# WHAT TO PRODUCE
Write out all the lines again, precisely as they stand, but without the images.
## begin PROVIDED RECORDS
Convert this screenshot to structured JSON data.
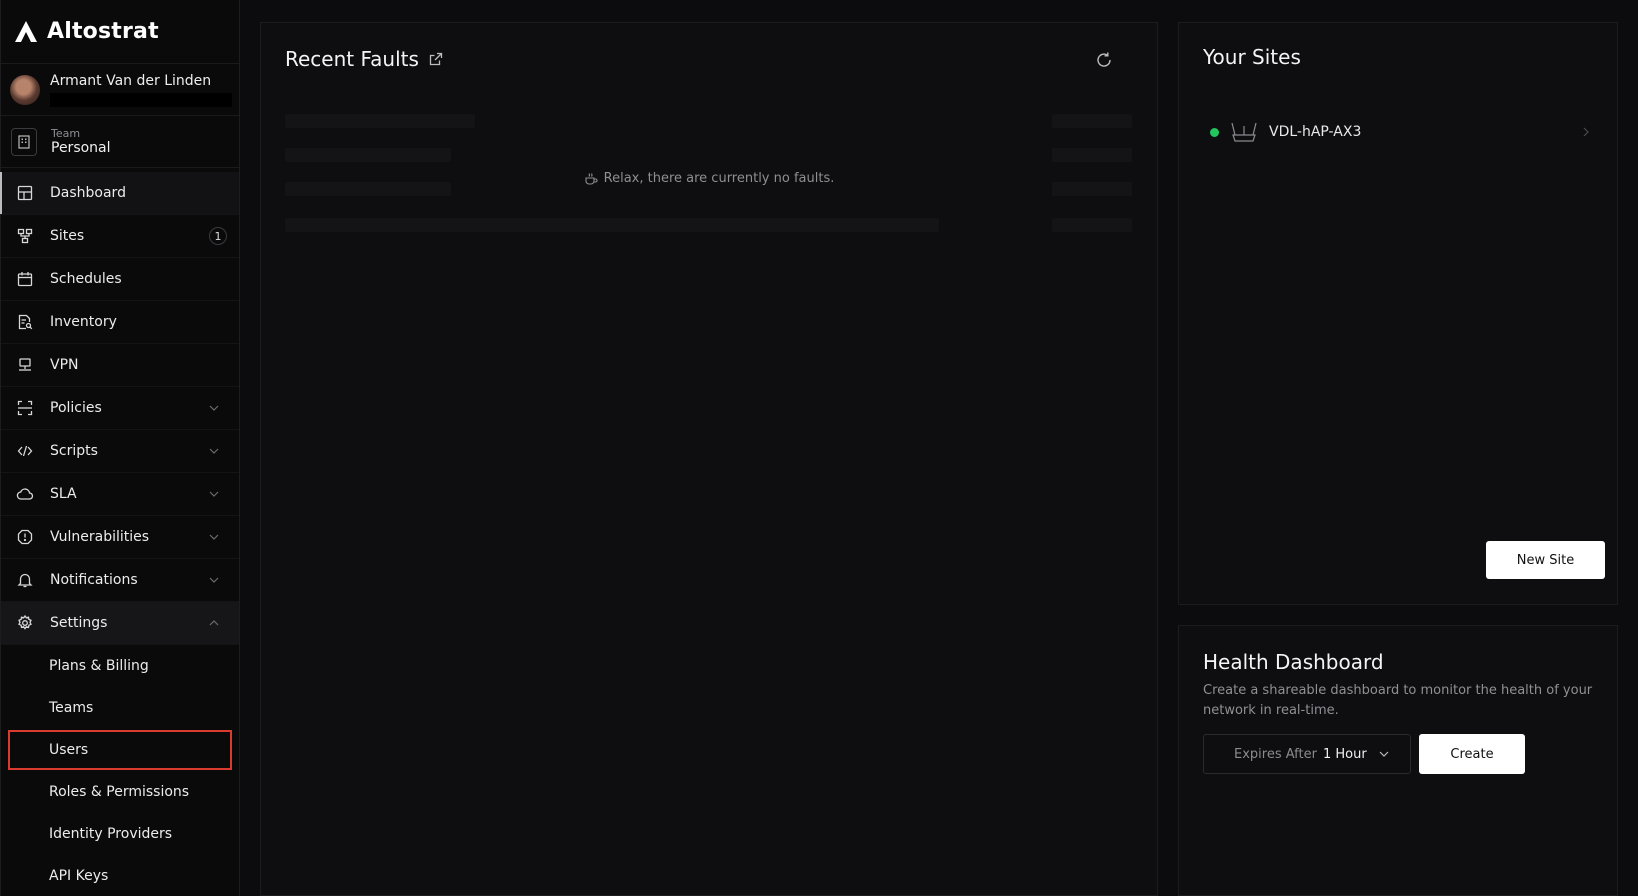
{
  "brand": {
    "name": "Altostrat"
  },
  "user": {
    "name": "Armant Van der Linden"
  },
  "team": {
    "label": "Team",
    "name": "Personal"
  },
  "nav": {
    "dashboard": "Dashboard",
    "sites": "Sites",
    "sites_badge": "1",
    "schedules": "Schedules",
    "inventory": "Inventory",
    "vpn": "VPN",
    "policies": "Policies",
    "scripts": "Scripts",
    "sla": "SLA",
    "vulnerabilities": "Vulnerabilities",
    "notifications": "Notifications",
    "settings": "Settings"
  },
  "settings_sub": {
    "plans": "Plans & Billing",
    "teams": "Teams",
    "users": "Users",
    "roles": "Roles & Permissions",
    "idp": "Identity Providers",
    "api_keys": "API Keys"
  },
  "faults": {
    "title": "Recent Faults",
    "empty_message": "Relax, there are currently no faults."
  },
  "sites_panel": {
    "title": "Your Sites",
    "site_name": "VDL-hAP-AX3",
    "site_status_color": "#22c55e",
    "new_site_label": "New Site"
  },
  "health": {
    "title": "Health Dashboard",
    "description": "Create a shareable dashboard to monitor the health of your network in real-time.",
    "expires_label": "Expires After",
    "expires_value": "1 Hour",
    "create_label": "Create"
  }
}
## end PROVIDED RECORDS
# FINAL ANSWER
Convert this screenshot to structured JSON data.
{
  "brand": {
    "name": "Altostrat"
  },
  "user": {
    "name": "Armant Van der Linden"
  },
  "team": {
    "label": "Team",
    "name": "Personal"
  },
  "nav": {
    "dashboard": "Dashboard",
    "sites": "Sites",
    "sites_badge": "1",
    "schedules": "Schedules",
    "inventory": "Inventory",
    "vpn": "VPN",
    "policies": "Policies",
    "scripts": "Scripts",
    "sla": "SLA",
    "vulnerabilities": "Vulnerabilities",
    "notifications": "Notifications",
    "settings": "Settings"
  },
  "settings_sub": {
    "plans": "Plans & Billing",
    "teams": "Teams",
    "users": "Users",
    "roles": "Roles & Permissions",
    "idp": "Identity Providers",
    "api_keys": "API Keys"
  },
  "faults": {
    "title": "Recent Faults",
    "empty_message": "Relax, there are currently no faults."
  },
  "sites_panel": {
    "title": "Your Sites",
    "site_name": "VDL-hAP-AX3",
    "site_status_color": "#22c55e",
    "new_site_label": "New Site"
  },
  "health": {
    "title": "Health Dashboard",
    "description": "Create a shareable dashboard to monitor the health of your network in real-time.",
    "expires_label": "Expires After",
    "expires_value": "1 Hour",
    "create_label": "Create"
  }
}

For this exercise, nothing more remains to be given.